Exercise material:
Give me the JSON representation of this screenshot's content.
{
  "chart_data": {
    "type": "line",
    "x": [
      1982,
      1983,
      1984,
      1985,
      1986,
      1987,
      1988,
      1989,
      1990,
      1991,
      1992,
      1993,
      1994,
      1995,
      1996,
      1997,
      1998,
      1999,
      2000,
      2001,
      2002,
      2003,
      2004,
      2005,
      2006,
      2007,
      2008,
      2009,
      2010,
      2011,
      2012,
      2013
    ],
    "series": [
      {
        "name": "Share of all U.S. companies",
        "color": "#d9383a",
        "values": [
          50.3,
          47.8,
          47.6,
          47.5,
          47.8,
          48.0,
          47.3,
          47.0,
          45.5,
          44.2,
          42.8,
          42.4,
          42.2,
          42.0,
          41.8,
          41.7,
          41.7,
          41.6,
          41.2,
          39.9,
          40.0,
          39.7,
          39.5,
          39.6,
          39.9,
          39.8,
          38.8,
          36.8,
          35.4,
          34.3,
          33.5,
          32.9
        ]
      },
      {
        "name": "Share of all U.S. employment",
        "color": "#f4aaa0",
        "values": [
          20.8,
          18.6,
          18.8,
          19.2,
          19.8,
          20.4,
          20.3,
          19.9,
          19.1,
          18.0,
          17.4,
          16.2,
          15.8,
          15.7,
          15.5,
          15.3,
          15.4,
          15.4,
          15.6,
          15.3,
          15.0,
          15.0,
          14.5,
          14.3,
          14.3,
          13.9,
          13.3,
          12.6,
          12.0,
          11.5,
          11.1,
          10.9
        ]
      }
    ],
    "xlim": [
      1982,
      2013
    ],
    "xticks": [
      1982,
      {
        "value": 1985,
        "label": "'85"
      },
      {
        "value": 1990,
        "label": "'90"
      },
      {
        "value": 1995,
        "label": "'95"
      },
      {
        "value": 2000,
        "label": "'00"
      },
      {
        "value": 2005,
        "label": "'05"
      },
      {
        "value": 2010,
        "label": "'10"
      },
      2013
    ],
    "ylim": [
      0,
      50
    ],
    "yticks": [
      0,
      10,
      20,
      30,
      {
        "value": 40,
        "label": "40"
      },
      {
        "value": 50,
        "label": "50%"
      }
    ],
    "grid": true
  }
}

Problem to solve:
Show the lines where the word "name" appears in the entries.

Final result:
        "name": "Share of all U.S. companies",
        "name": "Share of all U.S. employment",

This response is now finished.